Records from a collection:

---------------

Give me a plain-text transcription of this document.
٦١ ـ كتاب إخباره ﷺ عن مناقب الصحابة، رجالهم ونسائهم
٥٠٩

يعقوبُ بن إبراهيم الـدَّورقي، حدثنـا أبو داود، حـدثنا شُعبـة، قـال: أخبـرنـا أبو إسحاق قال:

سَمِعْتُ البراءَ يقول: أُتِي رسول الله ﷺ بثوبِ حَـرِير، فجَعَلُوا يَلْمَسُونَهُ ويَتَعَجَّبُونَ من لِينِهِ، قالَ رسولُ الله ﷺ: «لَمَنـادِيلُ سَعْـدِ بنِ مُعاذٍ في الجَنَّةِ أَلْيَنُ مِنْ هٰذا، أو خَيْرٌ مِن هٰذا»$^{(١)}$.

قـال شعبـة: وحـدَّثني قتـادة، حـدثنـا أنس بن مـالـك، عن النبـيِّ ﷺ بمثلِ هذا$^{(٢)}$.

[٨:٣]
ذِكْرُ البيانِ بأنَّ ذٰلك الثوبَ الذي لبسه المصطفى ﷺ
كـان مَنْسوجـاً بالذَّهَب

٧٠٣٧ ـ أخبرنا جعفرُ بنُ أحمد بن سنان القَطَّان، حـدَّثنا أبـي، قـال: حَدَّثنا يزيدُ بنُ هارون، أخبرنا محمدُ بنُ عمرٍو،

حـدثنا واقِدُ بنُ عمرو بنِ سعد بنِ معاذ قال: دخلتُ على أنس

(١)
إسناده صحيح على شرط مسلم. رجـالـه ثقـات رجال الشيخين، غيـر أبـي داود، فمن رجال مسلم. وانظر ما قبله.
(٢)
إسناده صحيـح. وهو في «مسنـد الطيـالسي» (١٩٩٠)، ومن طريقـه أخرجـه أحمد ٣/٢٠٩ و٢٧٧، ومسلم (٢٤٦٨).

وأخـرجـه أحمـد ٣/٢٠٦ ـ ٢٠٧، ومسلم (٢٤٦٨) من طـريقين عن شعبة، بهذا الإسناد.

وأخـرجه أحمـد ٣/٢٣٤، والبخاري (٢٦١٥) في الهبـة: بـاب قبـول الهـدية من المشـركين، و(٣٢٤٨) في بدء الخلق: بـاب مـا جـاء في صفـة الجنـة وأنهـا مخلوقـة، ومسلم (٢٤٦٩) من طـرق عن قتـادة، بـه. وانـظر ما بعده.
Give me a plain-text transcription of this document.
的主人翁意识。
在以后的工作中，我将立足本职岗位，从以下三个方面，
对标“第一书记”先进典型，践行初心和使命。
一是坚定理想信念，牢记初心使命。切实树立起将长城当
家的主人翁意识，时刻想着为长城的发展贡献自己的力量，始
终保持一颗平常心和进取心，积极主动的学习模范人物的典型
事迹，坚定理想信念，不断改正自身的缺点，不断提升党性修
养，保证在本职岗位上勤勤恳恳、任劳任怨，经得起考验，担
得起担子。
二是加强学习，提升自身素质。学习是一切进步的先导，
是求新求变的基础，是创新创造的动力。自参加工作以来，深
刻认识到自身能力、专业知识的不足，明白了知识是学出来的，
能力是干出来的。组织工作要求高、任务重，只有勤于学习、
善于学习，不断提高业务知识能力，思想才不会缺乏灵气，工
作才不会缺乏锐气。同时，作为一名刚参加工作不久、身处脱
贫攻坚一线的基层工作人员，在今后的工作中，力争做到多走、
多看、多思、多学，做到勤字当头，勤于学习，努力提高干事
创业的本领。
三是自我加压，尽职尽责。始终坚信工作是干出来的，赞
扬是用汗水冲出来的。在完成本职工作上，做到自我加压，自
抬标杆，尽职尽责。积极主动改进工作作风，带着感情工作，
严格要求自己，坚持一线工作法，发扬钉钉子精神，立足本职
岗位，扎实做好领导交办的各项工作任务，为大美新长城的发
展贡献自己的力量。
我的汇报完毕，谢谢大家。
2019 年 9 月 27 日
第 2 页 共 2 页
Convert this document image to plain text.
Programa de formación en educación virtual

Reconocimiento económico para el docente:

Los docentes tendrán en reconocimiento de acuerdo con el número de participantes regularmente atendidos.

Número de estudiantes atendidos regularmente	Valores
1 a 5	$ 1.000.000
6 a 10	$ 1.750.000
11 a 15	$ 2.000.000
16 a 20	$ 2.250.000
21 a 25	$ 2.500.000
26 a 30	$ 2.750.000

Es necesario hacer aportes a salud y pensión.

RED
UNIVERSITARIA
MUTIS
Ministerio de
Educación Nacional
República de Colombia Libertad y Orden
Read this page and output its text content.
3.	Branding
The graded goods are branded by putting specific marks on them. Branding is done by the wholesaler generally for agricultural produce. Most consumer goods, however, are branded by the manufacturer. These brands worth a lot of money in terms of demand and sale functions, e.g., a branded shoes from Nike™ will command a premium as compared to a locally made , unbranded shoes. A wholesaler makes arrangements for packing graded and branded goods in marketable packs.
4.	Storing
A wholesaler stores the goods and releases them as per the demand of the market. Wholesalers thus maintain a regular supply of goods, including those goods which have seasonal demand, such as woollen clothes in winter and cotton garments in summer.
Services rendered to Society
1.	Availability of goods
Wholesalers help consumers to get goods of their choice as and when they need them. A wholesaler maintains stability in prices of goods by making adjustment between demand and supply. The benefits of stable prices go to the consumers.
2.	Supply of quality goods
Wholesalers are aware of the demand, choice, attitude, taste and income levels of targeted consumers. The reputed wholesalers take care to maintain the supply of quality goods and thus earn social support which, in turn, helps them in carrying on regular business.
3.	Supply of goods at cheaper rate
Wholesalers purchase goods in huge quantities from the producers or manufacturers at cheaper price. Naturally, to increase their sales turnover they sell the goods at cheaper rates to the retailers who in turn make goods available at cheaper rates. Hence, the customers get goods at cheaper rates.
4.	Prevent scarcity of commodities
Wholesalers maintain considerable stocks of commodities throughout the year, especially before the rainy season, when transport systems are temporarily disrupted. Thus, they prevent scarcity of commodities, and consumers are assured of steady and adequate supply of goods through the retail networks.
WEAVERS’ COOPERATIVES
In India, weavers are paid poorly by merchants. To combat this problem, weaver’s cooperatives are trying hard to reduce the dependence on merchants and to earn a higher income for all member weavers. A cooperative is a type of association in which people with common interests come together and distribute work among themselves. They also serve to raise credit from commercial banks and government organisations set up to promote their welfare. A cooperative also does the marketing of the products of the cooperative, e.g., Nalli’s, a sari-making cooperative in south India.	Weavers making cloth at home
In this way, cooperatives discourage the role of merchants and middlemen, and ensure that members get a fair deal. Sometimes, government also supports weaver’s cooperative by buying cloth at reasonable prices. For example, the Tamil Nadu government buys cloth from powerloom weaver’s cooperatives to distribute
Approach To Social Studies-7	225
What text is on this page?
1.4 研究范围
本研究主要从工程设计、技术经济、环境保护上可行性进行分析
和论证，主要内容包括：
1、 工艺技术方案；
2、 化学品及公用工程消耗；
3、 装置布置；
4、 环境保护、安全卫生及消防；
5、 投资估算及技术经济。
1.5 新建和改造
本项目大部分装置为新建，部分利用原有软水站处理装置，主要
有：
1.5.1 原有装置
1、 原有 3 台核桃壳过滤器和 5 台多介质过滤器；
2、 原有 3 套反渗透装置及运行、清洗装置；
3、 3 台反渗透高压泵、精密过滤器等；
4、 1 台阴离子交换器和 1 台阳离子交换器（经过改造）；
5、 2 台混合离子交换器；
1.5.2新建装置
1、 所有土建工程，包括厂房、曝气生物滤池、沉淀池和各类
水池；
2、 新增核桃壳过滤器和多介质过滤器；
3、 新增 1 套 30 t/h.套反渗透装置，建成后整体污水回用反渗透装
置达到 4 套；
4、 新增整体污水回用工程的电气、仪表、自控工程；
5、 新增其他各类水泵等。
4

---------------

__What is expected__.
Every entry should be printed again exactly as written.

__Reply__.
Give me a plain-text transcription of this document.
٦١ ـ كتاب إخباره ﷺ عن مناقب الصحابة، رجالهم ونسائهم
٥٠٩

يعقوبُ بن إبراهيم الـدَّورقي، حدثنـا أبو داود، حـدثنا شُعبـة، قـال: أخبـرنـا أبو إسحاق قال:

سَمِعْتُ البراءَ يقول: أُتِي رسول الله ﷺ بثوبِ حَـرِير، فجَعَلُوا يَلْمَسُونَهُ ويَتَعَجَّبُونَ من لِينِهِ، قالَ رسولُ الله ﷺ: «لَمَنـادِيلُ سَعْـدِ بنِ مُعاذٍ في الجَنَّةِ أَلْيَنُ مِنْ هٰذا، أو خَيْرٌ مِن هٰذا»$^{(١)}$.

قـال شعبـة: وحـدَّثني قتـادة، حـدثنـا أنس بن مـالـك، عن النبـيِّ ﷺ بمثلِ هذا$^{(٢)}$.

[٨:٣]
ذِكْرُ البيانِ بأنَّ ذٰلك الثوبَ الذي لبسه المصطفى ﷺ
كـان مَنْسوجـاً بالذَّهَب

٧٠٣٧ ـ أخبرنا جعفرُ بنُ أحمد بن سنان القَطَّان، حـدَّثنا أبـي، قـال: حَدَّثنا يزيدُ بنُ هارون، أخبرنا محمدُ بنُ عمرٍو،

حـدثنا واقِدُ بنُ عمرو بنِ سعد بنِ معاذ قال: دخلتُ على أنس

(١)
إسناده صحيح على شرط مسلم. رجـالـه ثقـات رجال الشيخين، غيـر أبـي داود، فمن رجال مسلم. وانظر ما قبله.
(٢)
إسناده صحيـح. وهو في «مسنـد الطيـالسي» (١٩٩٠)، ومن طريقـه أخرجـه أحمد ٣/٢٠٩ و٢٧٧، ومسلم (٢٤٦٨).

وأخـرجـه أحمـد ٣/٢٠٦ ـ ٢٠٧، ومسلم (٢٤٦٨) من طـريقين عن شعبة، بهذا الإسناد.

وأخـرجه أحمـد ٣/٢٣٤، والبخاري (٢٦١٥) في الهبـة: بـاب قبـول الهـدية من المشـركين، و(٣٢٤٨) في بدء الخلق: بـاب مـا جـاء في صفـة الجنـة وأنهـا مخلوقـة، ومسلم (٢٤٦٩) من طـرق عن قتـادة، بـه. وانـظر ما بعده.
Give me a plain-text transcription of this document.
的主人翁意识。
在以后的工作中，我将立足本职岗位，从以下三个方面，
对标“第一书记”先进典型，践行初心和使命。
一是坚定理想信念，牢记初心使命。切实树立起将长城当
家的主人翁意识，时刻想着为长城的发展贡献自己的力量，始
终保持一颗平常心和进取心，积极主动的学习模范人物的典型
事迹，坚定理想信念，不断改正自身的缺点，不断提升党性修
养，保证在本职岗位上勤勤恳恳、任劳任怨，经得起考验，担
得起担子。
二是加强学习，提升自身素质。学习是一切进步的先导，
是求新求变的基础，是创新创造的动力。自参加工作以来，深
刻认识到自身能力、专业知识的不足，明白了知识是学出来的，
能力是干出来的。组织工作要求高、任务重，只有勤于学习、
善于学习，不断提高业务知识能力，思想才不会缺乏灵气，工
作才不会缺乏锐气。同时，作为一名刚参加工作不久、身处脱
贫攻坚一线的基层工作人员，在今后的工作中，力争做到多走、
多看、多思、多学，做到勤字当头，勤于学习，努力提高干事
创业的本领。
三是自我加压，尽职尽责。始终坚信工作是干出来的，赞
扬是用汗水冲出来的。在完成本职工作上，做到自我加压，自
抬标杆，尽职尽责。积极主动改进工作作风，带着感情工作，
严格要求自己，坚持一线工作法，发扬钉钉子精神，立足本职
岗位，扎实做好领导交办的各项工作任务，为大美新长城的发
展贡献自己的力量。
我的汇报完毕，谢谢大家。
2019 年 9 月 27 日
第 2 页 共 2 页
Convert this document image to plain text.
Programa de formación en educación virtual

Reconocimiento económico para el docente:

Los docentes tendrán en reconocimiento de acuerdo con el número de participantes regularmente atendidos.

Número de estudiantes atendidos regularmente	Valores
1 a 5	$ 1.000.000
6 a 10	$ 1.750.000
11 a 15	$ 2.000.000
16 a 20	$ 2.250.000
21 a 25	$ 2.500.000
26 a 30	$ 2.750.000

Es necesario hacer aportes a salud y pensión.

RED
UNIVERSITARIA
MUTIS
Ministerio de
Educación Nacional
República de Colombia Libertad y Orden
Read this page and output its text content.
3.	Branding
The graded goods are branded by putting specific marks on them. Branding is done by the wholesaler generally for agricultural produce. Most consumer goods, however, are branded by the manufacturer. These brands worth a lot of money in terms of demand and sale functions, e.g., a branded shoes from Nike™ will command a premium as compared to a locally made , unbranded shoes. A wholesaler makes arrangements for packing graded and branded goods in marketable packs.
4.	Storing
A wholesaler stores the goods and releases them as per the demand of the market. Wholesalers thus maintain a regular supply of goods, including those goods which have seasonal demand, such as woollen clothes in winter and cotton garments in summer.
Services rendered to Society
1.	Availability of goods
Wholesalers help consumers to get goods of their choice as and when they need them. A wholesaler maintains stability in prices of goods by making adjustment between demand and supply. The benefits of stable prices go to the consumers.
2.	Supply of quality goods
Wholesalers are aware of the demand, choice, attitude, taste and income levels of targeted consumers. The reputed wholesalers take care to maintain the supply of quality goods and thus earn social support which, in turn, helps them in carrying on regular business.
3.	Supply of goods at cheaper rate
Wholesalers purchase goods in huge quantities from the producers or manufacturers at cheaper price. Naturally, to increase their sales turnover they sell the goods at cheaper rates to the retailers who in turn make goods available at cheaper rates. Hence, the customers get goods at cheaper rates.
4.	Prevent scarcity of commodities
Wholesalers maintain considerable stocks of commodities throughout the year, especially before the rainy season, when transport systems are temporarily disrupted. Thus, they prevent scarcity of commodities, and consumers are assured of steady and adequate supply of goods through the retail networks.
WEAVERS’ COOPERATIVES
In India, weavers are paid poorly by merchants. To combat this problem, weaver’s cooperatives are trying hard to reduce the dependence on merchants and to earn a higher income for all member weavers. A cooperative is a type of association in which people with common interests come together and distribute work among themselves. They also serve to raise credit from commercial banks and government organisations set up to promote their welfare. A cooperative also does the marketing of the products of the cooperative, e.g., Nalli’s, a sari-making cooperative in south India.	Weavers making cloth at home
In this way, cooperatives discourage the role of merchants and middlemen, and ensure that members get a fair deal. Sometimes, government also supports weaver’s cooperative by buying cloth at reasonable prices. For example, the Tamil Nadu government buys cloth from powerloom weaver’s cooperatives to distribute
Approach To Social Studies-7	225
What text is on this page?
1.4 研究范围
本研究主要从工程设计、技术经济、环境保护上可行性进行分析
和论证，主要内容包括：
1、 工艺技术方案；
2、 化学品及公用工程消耗；
3、 装置布置；
4、 环境保护、安全卫生及消防；
5、 投资估算及技术经济。
1.5 新建和改造
本项目大部分装置为新建，部分利用原有软水站处理装置，主要
有：
1.5.1 原有装置
1、 原有 3 台核桃壳过滤器和 5 台多介质过滤器；
2、 原有 3 套反渗透装置及运行、清洗装置；
3、 3 台反渗透高压泵、精密过滤器等；
4、 1 台阴离子交换器和 1 台阳离子交换器（经过改造）；
5、 2 台混合离子交换器；
1.5.2新建装置
1、 所有土建工程，包括厂房、曝气生物滤池、沉淀池和各类
水池；
2、 新增核桃壳过滤器和多介质过滤器；
3、 新增 1 套 30 t/h.套反渗透装置，建成后整体污水回用反渗透装
置达到 4 套；
4、 新增整体污水回用工程的电气、仪表、自控工程；
5、 新增其他各类水泵等。
4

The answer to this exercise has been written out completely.